#### [Objective]
From the first line of the records below through the line that contains "- point-yugoslavian: [149, 464, 168, 483]", inclusive, give each line as one string in a JSON list, skipping any blank lines.

((

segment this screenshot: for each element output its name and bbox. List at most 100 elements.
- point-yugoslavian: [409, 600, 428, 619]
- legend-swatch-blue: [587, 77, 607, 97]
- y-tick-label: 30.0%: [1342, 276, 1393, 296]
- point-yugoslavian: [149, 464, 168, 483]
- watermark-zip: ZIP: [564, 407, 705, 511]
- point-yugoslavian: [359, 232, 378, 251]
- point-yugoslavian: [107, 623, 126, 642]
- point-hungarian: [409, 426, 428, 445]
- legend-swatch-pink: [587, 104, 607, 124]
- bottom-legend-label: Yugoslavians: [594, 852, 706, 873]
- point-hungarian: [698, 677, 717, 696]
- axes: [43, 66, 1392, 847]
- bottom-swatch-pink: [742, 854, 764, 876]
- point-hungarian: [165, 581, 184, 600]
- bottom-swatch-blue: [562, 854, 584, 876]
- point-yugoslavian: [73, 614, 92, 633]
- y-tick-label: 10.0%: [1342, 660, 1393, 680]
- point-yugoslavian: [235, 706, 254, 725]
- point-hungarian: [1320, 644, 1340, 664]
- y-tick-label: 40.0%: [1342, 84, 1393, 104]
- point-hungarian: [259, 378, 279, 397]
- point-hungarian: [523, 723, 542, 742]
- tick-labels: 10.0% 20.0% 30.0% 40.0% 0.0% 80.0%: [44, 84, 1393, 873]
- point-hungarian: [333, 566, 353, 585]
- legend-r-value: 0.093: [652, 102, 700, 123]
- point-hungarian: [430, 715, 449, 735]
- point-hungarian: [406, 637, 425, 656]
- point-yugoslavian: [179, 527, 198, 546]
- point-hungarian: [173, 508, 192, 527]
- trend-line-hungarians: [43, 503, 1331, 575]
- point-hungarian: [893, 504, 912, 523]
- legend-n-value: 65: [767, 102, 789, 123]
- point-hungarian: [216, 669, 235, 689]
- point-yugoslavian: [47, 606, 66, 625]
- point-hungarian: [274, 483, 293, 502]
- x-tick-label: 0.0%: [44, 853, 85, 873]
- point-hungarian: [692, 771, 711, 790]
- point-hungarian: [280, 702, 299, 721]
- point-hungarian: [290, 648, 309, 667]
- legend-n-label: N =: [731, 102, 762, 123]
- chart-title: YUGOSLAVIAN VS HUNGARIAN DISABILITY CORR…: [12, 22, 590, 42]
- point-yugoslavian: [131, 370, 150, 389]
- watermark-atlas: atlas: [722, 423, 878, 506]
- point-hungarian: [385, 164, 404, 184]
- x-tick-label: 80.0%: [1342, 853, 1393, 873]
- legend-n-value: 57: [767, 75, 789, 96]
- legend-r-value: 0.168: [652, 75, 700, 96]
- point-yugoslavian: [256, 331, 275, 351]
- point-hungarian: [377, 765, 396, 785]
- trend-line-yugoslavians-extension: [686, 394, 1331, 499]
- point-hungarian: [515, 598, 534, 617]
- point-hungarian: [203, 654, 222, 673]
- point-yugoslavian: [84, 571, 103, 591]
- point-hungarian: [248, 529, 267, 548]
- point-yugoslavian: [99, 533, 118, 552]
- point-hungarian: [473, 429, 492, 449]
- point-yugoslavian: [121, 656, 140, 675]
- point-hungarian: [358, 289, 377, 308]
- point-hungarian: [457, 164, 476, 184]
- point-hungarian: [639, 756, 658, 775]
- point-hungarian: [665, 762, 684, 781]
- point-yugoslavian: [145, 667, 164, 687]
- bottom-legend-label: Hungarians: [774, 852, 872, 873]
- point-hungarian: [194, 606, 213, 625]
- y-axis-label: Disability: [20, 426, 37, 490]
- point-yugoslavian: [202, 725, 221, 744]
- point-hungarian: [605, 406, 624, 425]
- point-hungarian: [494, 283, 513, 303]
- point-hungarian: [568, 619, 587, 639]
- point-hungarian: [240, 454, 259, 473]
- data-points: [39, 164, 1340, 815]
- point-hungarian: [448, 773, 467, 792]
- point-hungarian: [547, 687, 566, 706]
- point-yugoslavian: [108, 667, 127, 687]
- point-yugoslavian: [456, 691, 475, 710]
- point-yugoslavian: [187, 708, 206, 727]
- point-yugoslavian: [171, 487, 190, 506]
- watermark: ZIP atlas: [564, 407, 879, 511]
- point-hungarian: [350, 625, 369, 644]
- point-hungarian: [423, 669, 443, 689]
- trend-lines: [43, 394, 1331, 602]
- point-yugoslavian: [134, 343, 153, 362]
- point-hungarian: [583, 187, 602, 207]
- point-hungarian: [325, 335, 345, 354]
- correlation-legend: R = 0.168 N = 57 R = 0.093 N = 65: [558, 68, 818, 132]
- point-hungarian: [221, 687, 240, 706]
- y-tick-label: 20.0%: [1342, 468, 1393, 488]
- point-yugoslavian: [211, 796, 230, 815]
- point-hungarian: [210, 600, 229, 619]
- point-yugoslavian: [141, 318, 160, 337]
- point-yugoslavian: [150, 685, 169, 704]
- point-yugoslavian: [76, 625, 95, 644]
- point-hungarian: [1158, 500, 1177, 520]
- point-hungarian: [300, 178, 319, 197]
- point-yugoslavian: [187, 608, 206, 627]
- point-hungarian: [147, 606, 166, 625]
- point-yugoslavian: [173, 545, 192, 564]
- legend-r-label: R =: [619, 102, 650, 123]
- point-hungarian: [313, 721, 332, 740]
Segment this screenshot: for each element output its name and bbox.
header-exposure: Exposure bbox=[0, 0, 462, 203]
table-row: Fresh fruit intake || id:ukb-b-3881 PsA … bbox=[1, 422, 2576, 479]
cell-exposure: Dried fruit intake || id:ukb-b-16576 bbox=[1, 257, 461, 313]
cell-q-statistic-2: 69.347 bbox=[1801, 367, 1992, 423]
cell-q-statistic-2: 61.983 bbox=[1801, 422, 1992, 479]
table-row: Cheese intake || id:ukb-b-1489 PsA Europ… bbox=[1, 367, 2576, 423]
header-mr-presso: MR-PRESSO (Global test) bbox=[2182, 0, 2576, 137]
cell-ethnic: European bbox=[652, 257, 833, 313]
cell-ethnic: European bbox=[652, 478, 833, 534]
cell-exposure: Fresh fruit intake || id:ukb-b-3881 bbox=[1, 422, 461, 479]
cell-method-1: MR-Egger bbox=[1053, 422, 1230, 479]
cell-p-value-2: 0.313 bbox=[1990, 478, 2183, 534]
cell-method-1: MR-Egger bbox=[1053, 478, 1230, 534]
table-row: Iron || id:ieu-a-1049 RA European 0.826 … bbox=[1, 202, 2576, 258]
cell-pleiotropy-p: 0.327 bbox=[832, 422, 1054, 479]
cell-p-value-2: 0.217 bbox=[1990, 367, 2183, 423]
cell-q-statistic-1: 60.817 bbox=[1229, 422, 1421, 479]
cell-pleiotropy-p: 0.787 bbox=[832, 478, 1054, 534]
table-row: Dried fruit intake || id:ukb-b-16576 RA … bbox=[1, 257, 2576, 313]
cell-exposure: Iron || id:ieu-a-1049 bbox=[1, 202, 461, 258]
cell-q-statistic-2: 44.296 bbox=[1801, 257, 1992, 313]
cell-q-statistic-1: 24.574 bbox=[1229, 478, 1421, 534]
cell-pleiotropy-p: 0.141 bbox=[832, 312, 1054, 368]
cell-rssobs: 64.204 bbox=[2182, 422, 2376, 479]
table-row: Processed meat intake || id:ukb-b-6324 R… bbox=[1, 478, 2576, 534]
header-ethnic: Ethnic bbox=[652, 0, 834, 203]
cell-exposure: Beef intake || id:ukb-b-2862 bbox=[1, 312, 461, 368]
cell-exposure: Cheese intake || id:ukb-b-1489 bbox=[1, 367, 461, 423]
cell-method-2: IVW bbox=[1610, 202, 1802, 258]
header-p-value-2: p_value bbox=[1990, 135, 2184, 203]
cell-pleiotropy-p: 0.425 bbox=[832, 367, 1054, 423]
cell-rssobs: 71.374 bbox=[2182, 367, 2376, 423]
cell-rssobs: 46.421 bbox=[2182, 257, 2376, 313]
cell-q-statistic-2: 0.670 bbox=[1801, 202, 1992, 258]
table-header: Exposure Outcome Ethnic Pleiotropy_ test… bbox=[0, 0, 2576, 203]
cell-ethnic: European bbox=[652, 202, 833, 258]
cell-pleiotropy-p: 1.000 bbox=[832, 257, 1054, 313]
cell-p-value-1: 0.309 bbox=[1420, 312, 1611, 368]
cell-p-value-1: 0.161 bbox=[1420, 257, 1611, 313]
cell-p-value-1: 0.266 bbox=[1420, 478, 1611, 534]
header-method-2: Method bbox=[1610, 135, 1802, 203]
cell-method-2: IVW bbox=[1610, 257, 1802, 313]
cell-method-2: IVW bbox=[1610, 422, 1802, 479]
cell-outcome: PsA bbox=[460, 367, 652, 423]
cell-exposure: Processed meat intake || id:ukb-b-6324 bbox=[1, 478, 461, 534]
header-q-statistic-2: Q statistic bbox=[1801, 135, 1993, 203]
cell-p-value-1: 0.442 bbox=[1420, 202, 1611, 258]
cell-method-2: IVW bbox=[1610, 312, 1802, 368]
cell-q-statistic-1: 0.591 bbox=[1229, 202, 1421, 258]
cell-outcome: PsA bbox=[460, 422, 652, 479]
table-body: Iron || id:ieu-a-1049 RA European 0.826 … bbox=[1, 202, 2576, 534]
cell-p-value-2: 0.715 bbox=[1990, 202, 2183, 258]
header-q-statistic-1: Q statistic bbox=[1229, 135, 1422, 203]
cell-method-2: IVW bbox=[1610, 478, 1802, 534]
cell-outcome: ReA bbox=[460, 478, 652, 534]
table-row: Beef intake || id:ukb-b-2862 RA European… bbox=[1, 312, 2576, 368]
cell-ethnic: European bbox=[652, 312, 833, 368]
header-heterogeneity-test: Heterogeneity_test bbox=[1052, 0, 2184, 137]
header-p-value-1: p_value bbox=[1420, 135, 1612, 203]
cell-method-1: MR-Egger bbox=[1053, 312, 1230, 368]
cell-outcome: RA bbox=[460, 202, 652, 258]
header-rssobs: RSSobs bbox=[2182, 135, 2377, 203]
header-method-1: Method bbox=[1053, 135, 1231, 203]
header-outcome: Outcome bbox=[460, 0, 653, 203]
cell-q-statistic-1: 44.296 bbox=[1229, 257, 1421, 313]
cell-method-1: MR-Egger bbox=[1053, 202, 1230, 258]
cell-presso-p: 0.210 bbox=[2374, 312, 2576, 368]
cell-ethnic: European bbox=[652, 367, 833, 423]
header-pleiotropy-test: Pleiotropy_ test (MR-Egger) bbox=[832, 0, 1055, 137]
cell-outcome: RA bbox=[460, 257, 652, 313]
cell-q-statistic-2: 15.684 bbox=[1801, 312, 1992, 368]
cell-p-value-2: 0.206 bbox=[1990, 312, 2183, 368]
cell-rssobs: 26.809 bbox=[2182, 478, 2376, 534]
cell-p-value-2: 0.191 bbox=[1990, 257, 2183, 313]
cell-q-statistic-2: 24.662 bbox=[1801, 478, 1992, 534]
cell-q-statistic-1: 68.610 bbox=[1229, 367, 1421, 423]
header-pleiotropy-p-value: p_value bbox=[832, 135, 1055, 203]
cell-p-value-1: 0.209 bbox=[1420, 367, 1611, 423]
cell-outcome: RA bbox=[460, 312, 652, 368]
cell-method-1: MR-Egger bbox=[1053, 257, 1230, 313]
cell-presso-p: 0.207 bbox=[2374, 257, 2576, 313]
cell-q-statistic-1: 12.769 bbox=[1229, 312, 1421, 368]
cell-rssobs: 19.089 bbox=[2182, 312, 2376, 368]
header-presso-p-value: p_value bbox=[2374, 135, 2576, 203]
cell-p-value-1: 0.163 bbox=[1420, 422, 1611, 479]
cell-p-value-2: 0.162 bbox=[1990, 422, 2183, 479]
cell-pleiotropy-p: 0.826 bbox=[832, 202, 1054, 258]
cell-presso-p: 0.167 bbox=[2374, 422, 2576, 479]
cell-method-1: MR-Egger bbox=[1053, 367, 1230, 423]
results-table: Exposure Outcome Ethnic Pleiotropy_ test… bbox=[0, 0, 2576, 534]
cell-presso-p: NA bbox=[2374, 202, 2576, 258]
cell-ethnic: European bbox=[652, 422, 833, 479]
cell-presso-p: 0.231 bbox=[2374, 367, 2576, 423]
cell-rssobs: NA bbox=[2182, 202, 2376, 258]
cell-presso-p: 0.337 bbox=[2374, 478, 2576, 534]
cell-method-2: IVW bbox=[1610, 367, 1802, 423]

))

#### [Task response]
[
  "segment this screenshot: for each element output its name and bbox. List at most 100 elements.",
  "- point-yugoslavian: [409, 600, 428, 619]",
  "- legend-swatch-blue: [587, 77, 607, 97]",
  "- y-tick-label: 30.0%: [1342, 276, 1393, 296]",
  "- point-yugoslavian: [149, 464, 168, 483]"
]